Extracted data entries
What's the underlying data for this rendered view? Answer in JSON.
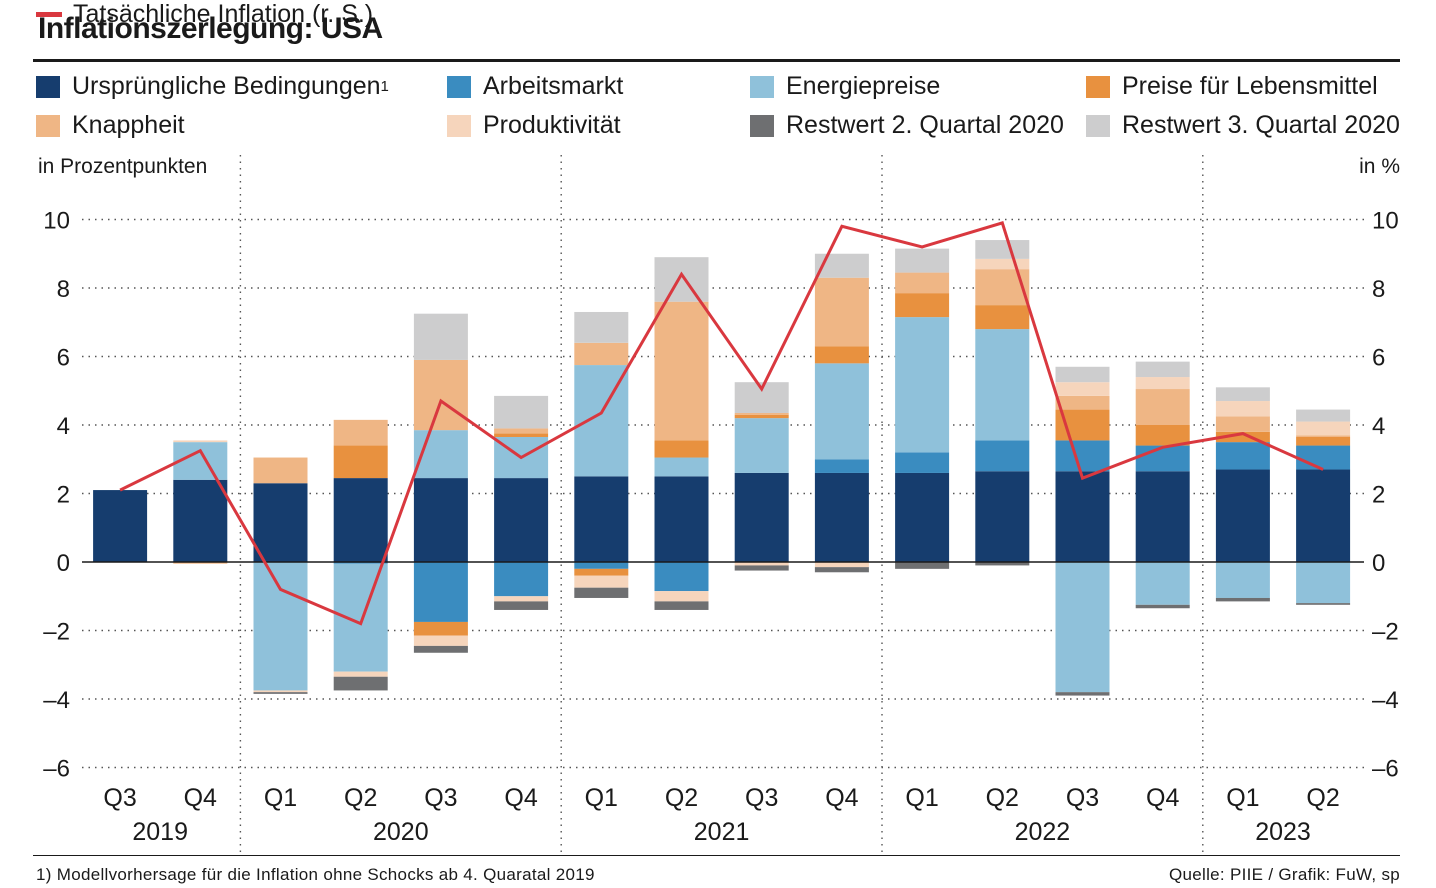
{
  "title": "Inflationszerlegung: USA",
  "legend": [
    {
      "label": "Ursprüngliche Bedingungen",
      "sup": "1",
      "color": "#163d6e",
      "kind": "box"
    },
    {
      "label": "Arbeitsmarkt",
      "color": "#3a8cc0",
      "kind": "box"
    },
    {
      "label": "Energiepreise",
      "color": "#8fc1da",
      "kind": "box"
    },
    {
      "label": "Preise für Lebensmittel",
      "color": "#e8913f",
      "kind": "box"
    },
    {
      "label": "Knappheit",
      "color": "#efb685",
      "kind": "box"
    },
    {
      "label": "Produktivität",
      "color": "#f6d5bc",
      "kind": "box"
    },
    {
      "label": "Restwert 2. Quartal 2020",
      "color": "#6e6f71",
      "kind": "box"
    },
    {
      "label": "Restwert 3. Quartal 2020",
      "color": "#cdcdce",
      "kind": "box"
    },
    {
      "label": "Tatsächliche Inflation (r. S.)",
      "color": "#d9383f",
      "kind": "line"
    }
  ],
  "units": {
    "left": "in Prozentpunkten",
    "right": "in %"
  },
  "footnote": "1) Modellvorhersage für die Inflation ohne Schocks ab 4. Quaratal 2019",
  "source": "Quelle: PIIE / Grafik: FuW, sp",
  "chart_data": {
    "type": "bar",
    "stacked": true,
    "title": "Inflationszerlegung: USA",
    "ylabel_left": "in Prozentpunkten",
    "ylabel_right": "in %",
    "ylim": [
      -6,
      10
    ],
    "yticks": [
      10,
      8,
      6,
      4,
      2,
      0,
      -2,
      -4,
      -6
    ],
    "ytick_labels": [
      "10",
      "8",
      "6",
      "4",
      "2",
      "0",
      "–2",
      "–4",
      "–6"
    ],
    "grid": true,
    "categories": [
      "Q3",
      "Q4",
      "Q1",
      "Q2",
      "Q3",
      "Q4",
      "Q1",
      "Q2",
      "Q3",
      "Q4",
      "Q1",
      "Q2",
      "Q3",
      "Q4",
      "Q1",
      "Q2"
    ],
    "years": [
      {
        "label": "2019",
        "from": 0,
        "to": 1
      },
      {
        "label": "2020",
        "from": 2,
        "to": 5
      },
      {
        "label": "2021",
        "from": 6,
        "to": 9
      },
      {
        "label": "2022",
        "from": 10,
        "to": 13
      },
      {
        "label": "2023",
        "from": 14,
        "to": 15
      }
    ],
    "series": [
      {
        "name": "Ursprüngliche Bedingungen",
        "color": "#163d6e",
        "values": [
          2.1,
          2.4,
          2.3,
          2.45,
          2.45,
          2.45,
          2.5,
          2.5,
          2.6,
          2.6,
          2.6,
          2.65,
          2.65,
          2.65,
          2.7,
          2.7
        ]
      },
      {
        "name": "Arbeitsmarkt",
        "color": "#3a8cc0",
        "values": [
          0,
          0,
          0,
          -0.05,
          -1.75,
          -1.0,
          -0.2,
          -0.85,
          0,
          0.4,
          0.6,
          0.9,
          0.9,
          0.75,
          0.8,
          0.7
        ]
      },
      {
        "name": "Energiepreise",
        "color": "#8fc1da",
        "values": [
          0,
          1.1,
          -3.75,
          -3.15,
          1.4,
          1.2,
          3.25,
          0.55,
          1.6,
          2.8,
          3.95,
          3.25,
          -3.8,
          -1.25,
          -1.05,
          -1.2
        ]
      },
      {
        "name": "Preise für Lebensmittel",
        "color": "#e8913f",
        "values": [
          0,
          0,
          0,
          0.95,
          -0.4,
          0.1,
          -0.2,
          0.5,
          0.1,
          0.5,
          0.7,
          0.7,
          0.9,
          0.6,
          0.3,
          0.25
        ]
      },
      {
        "name": "Knappheit",
        "color": "#efb685",
        "values": [
          0,
          -0.05,
          0.75,
          0.75,
          2.05,
          0.15,
          0.65,
          4.05,
          0.05,
          2.0,
          0.6,
          1.05,
          0.4,
          1.05,
          0.45,
          0.05
        ]
      },
      {
        "name": "Produktivität",
        "color": "#f6d5bc",
        "values": [
          0,
          0.05,
          -0.05,
          -0.15,
          -0.3,
          -0.15,
          -0.35,
          -0.3,
          -0.1,
          -0.15,
          0,
          0.3,
          0.4,
          0.35,
          0.45,
          0.4
        ]
      },
      {
        "name": "Restwert 2. Quartal 2020",
        "color": "#6e6f71",
        "values": [
          0,
          0,
          -0.05,
          -0.4,
          -0.2,
          -0.25,
          -0.3,
          -0.25,
          -0.15,
          -0.15,
          -0.2,
          -0.1,
          -0.1,
          -0.1,
          -0.1,
          -0.05
        ]
      },
      {
        "name": "Restwert 3. Quartal 2020",
        "color": "#cdcdce",
        "values": [
          0,
          0,
          0,
          0,
          1.35,
          0.95,
          0.9,
          1.3,
          0.9,
          0.7,
          0.7,
          0.55,
          0.45,
          0.45,
          0.4,
          0.35
        ]
      }
    ],
    "line": {
      "name": "Tatsächliche Inflation (r. S.)",
      "color": "#d9383f",
      "values": [
        2.1,
        3.25,
        -0.8,
        -1.8,
        4.7,
        3.05,
        4.35,
        8.4,
        5.05,
        9.8,
        9.2,
        9.9,
        2.45,
        3.35,
        3.75,
        2.7
      ]
    }
  }
}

§ **Exercise aim**: Extract, from the material above, each line holding the word "Produktivität".

§ **Task result**:
      "label": "Produktivität",
        "name": "Produktivität",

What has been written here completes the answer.